- [TO BE DONE]: Can you print the data exactly and leave out each image?
--- begin DATA TO USE ---
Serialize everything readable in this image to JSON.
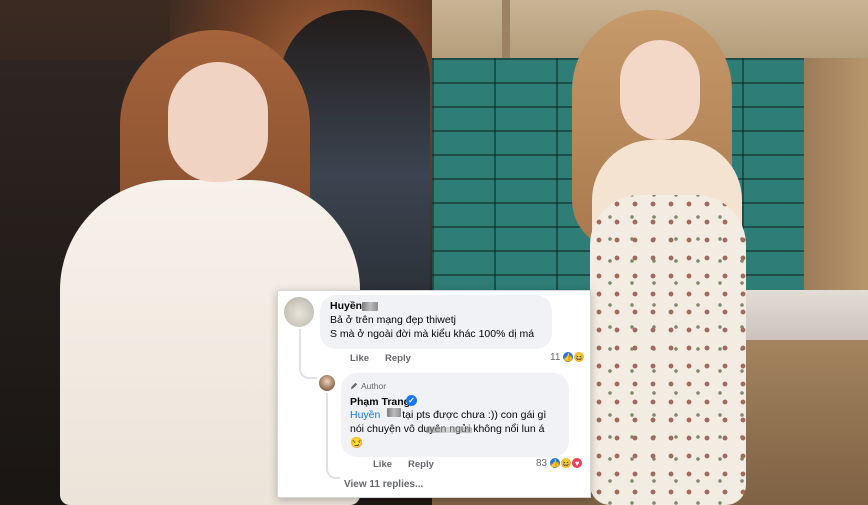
{
  "comments": {
    "first": {
      "author": "Huyền",
      "line1": "Bả ở trên mạng đẹp thiwetj",
      "line2": "S mà ở ngoài đời mà kiểu khác 100% dị má",
      "like_label": "Like",
      "reply_label": "Reply",
      "reaction_count": "11"
    },
    "reply": {
      "badge": "Author",
      "author": "Phạm Trang",
      "mention": "Huyền",
      "line1_rest": "tại pts được chưa :)) con gái gì",
      "line2": "nói chuyện vô duyên ngửi không nổi lun á",
      "line3": "😏",
      "like_label": "Like",
      "reply_label": "Reply",
      "reaction_count": "83"
    },
    "view_replies": "View 11 replies..."
  },
  "icons": {
    "verified": "verified-badge-icon",
    "author_badge": "pen-icon",
    "reactions": [
      "like-icon",
      "haha-icon",
      "love-icon"
    ]
  },
  "colors": {
    "facebook_blue": "#1877f2",
    "bubble_bg": "#f0f2f5",
    "secondary_text": "#65676b"
  }
}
--- end DATA TO USE ---
- [CORRECT ANSWER]:
Serialize everything readable in this image to JSON.
{
  "comments": {
    "first": {
      "author": "Huyền",
      "line1": "Bả ở trên mạng đẹp thiwetj",
      "line2": "S mà ở ngoài đời mà kiểu khác 100% dị má",
      "like_label": "Like",
      "reply_label": "Reply",
      "reaction_count": "11"
    },
    "reply": {
      "badge": "Author",
      "author": "Phạm Trang",
      "mention": "Huyền",
      "line1_rest": "tại pts được chưa :)) con gái gì",
      "line2": "nói chuyện vô duyên ngửi không nổi lun á",
      "line3": "😏",
      "like_label": "Like",
      "reply_label": "Reply",
      "reaction_count": "83"
    },
    "view_replies": "View 11 replies..."
  },
  "icons": {
    "verified": "verified-badge-icon",
    "author_badge": "pen-icon",
    "reactions": [
      "like-icon",
      "haha-icon",
      "love-icon"
    ]
  },
  "colors": {
    "facebook_blue": "#1877f2",
    "bubble_bg": "#f0f2f5",
    "secondary_text": "#65676b"
  }
}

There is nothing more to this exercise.